• Required task: Below are some records. Copy every line in them that holds "empleos".

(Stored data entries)

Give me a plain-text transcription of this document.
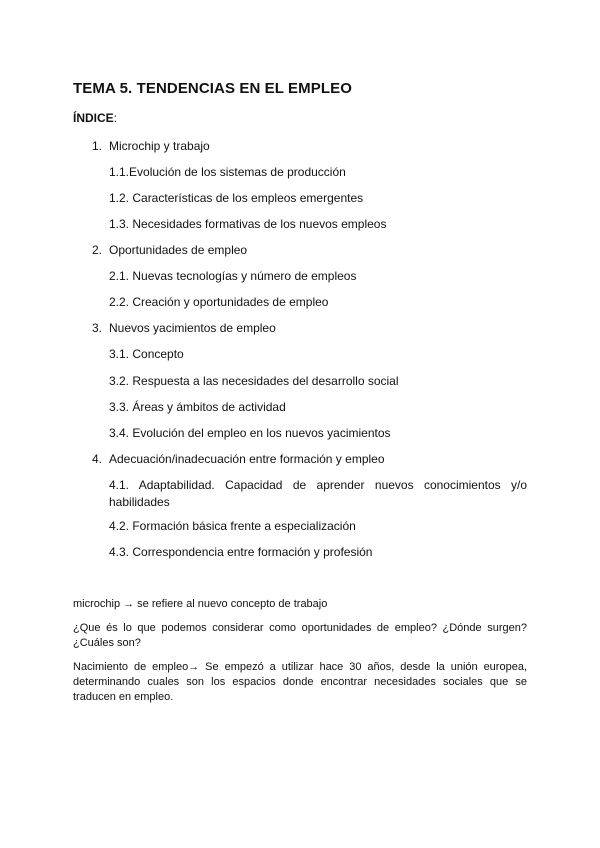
TEMA 5. TENDENCIAS EN EL EMPLEO

ÍNDICE:

1. Microchip y trabajo
1.1.Evolución de los sistemas de producción
1.2. Características de los empleos emergentes
1.3. Necesidades formativas de los nuevos empleos
2. Oportunidades de empleo
2.1. Nuevas tecnologías y número de empleos
2.2. Creación y oportunidades de empleo
3. Nuevos yacimientos de empleo
3.1. Concepto
3.2. Respuesta a las necesidades del desarrollo social
3.3. Áreas y ámbitos de actividad
3.4. Evolución del empleo en los nuevos yacimientos
4. Adecuación/inadecuación entre formación y empleo
4.1. Adaptabilidad. Capacidad de aprender nuevos conocimientos y/o habilidades
4.2. Formación básica frente a especialización
4.3. Correspondencia entre formación y profesión

microchip → se refiere al nuevo concepto de trabajo

¿Que és lo que podemos considerar como oportunidades de empleo? ¿Dónde surgen? ¿Cuáles son?

Nacimiento de empleo→ Se empezó a utilizar hace 30 años, desde la unión europea, determinando cuales son los espacios donde encontrar necesidades sociales que se traducen en empleo.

• Answer to this task:
1.2. Características de los empleos emergentes
1.3. Necesidades formativas de los nuevos empleos
2.1. Nuevas tecnologías y número de empleos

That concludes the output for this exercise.